* [Task data]
★ ★ ★
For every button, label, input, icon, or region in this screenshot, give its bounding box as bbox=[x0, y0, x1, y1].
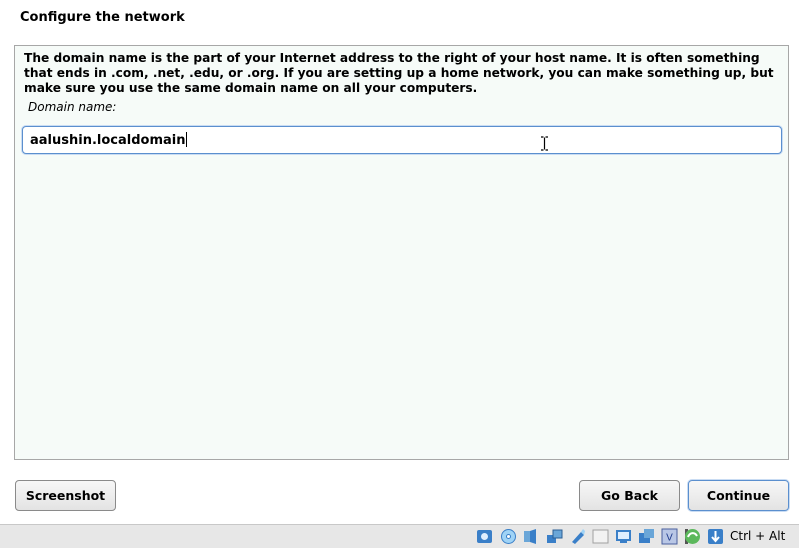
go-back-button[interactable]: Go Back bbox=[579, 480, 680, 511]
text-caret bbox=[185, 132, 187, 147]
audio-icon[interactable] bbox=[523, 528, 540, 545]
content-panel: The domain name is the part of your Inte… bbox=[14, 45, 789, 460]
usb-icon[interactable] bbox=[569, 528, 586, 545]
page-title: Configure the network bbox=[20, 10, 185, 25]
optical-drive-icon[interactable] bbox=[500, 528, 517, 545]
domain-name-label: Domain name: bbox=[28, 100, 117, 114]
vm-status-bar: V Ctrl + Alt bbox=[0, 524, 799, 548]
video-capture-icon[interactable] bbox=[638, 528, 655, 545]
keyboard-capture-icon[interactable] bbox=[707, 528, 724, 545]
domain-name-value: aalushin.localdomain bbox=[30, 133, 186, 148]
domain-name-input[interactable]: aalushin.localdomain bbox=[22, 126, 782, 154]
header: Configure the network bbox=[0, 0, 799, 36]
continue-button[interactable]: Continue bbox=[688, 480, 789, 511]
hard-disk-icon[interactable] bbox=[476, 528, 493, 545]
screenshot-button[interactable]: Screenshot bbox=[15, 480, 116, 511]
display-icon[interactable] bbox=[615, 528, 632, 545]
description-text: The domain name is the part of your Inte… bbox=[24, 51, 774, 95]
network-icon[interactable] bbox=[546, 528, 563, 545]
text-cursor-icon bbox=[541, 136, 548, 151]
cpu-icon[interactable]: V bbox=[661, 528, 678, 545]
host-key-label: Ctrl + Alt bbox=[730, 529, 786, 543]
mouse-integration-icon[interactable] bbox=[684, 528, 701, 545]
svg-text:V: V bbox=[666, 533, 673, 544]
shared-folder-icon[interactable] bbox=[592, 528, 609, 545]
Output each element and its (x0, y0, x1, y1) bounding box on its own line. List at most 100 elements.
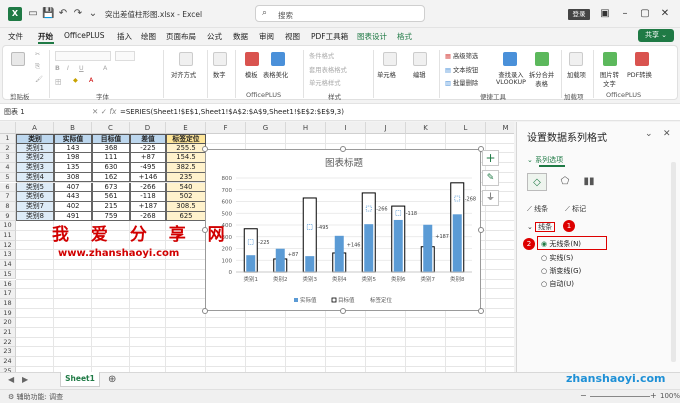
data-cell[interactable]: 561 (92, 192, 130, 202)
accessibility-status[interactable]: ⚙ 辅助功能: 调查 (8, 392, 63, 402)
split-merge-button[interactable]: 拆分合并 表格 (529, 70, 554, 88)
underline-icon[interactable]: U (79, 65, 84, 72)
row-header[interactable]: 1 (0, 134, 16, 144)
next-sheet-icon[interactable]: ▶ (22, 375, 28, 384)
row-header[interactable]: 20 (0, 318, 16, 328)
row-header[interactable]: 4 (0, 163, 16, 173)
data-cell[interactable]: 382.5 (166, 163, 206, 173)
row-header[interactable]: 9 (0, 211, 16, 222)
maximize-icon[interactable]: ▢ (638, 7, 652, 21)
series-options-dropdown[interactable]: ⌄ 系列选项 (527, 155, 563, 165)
★ ★ ★
* [Task requirements]
Return every line of the records above word for word, in the same order, and leave the pictures out of your answer.

* [Response to the task]
For every button, label, input, icon, or region in this screenshot, give its bounding box as bbox=[x0, y0, x1, y1].
go-back-button[interactable]: Go Back bbox=[579, 480, 680, 511]
text-caret bbox=[185, 132, 187, 147]
audio-icon[interactable] bbox=[523, 528, 540, 545]
content-panel: The domain name is the part of your Inte… bbox=[14, 45, 789, 460]
usb-icon[interactable] bbox=[569, 528, 586, 545]
page-title: Configure the network bbox=[20, 10, 185, 25]
optical-drive-icon[interactable] bbox=[500, 528, 517, 545]
domain-name-label: Domain name: bbox=[28, 100, 117, 114]
vm-status-bar: V Ctrl + Alt bbox=[0, 524, 799, 548]
video-capture-icon[interactable] bbox=[638, 528, 655, 545]
keyboard-capture-icon[interactable] bbox=[707, 528, 724, 545]
domain-name-value: aalushin.localdomain bbox=[30, 133, 186, 148]
domain-name-input[interactable]: aalushin.localdomain bbox=[22, 126, 782, 154]
header: Configure the network bbox=[0, 0, 799, 36]
continue-button[interactable]: Continue bbox=[688, 480, 789, 511]
hard-disk-icon[interactable] bbox=[476, 528, 493, 545]
screenshot-button[interactable]: Screenshot bbox=[15, 480, 116, 511]
display-icon[interactable] bbox=[615, 528, 632, 545]
description-text: The domain name is the part of your Inte… bbox=[24, 51, 774, 95]
network-icon[interactable] bbox=[546, 528, 563, 545]
text-cursor-icon bbox=[541, 136, 548, 151]
cpu-icon[interactable]: V bbox=[661, 528, 678, 545]
host-key-label: Ctrl + Alt bbox=[730, 529, 786, 543]
mouse-integration-icon[interactable] bbox=[684, 528, 701, 545]
svg-text:V: V bbox=[666, 533, 673, 544]
shared-folder-icon[interactable] bbox=[592, 528, 609, 545]
Output each element and its (x0, y0, x1, y1) bounding box on its own line. List at most 100 elements.
data-cell[interactable]: 561 (92, 192, 130, 202)
accessibility-status[interactable]: ⚙ 辅助功能: 调查 (8, 392, 63, 402)
split-merge-button[interactable]: 拆分合并 表格 (529, 70, 554, 88)
underline-icon[interactable]: U (79, 65, 84, 72)
row-header[interactable]: 1 (0, 134, 16, 144)
next-sheet-icon[interactable]: ▶ (22, 375, 28, 384)
row-header[interactable]: 20 (0, 318, 16, 328)
row-header[interactable]: 4 (0, 163, 16, 173)
data-cell[interactable]: 382.5 (166, 163, 206, 173)
row-header[interactable]: 9 (0, 211, 16, 222)
maximize-icon[interactable]: ▢ (638, 7, 652, 21)
series-options-dropdown[interactable]: ⌄ 系列选项 (527, 155, 563, 165)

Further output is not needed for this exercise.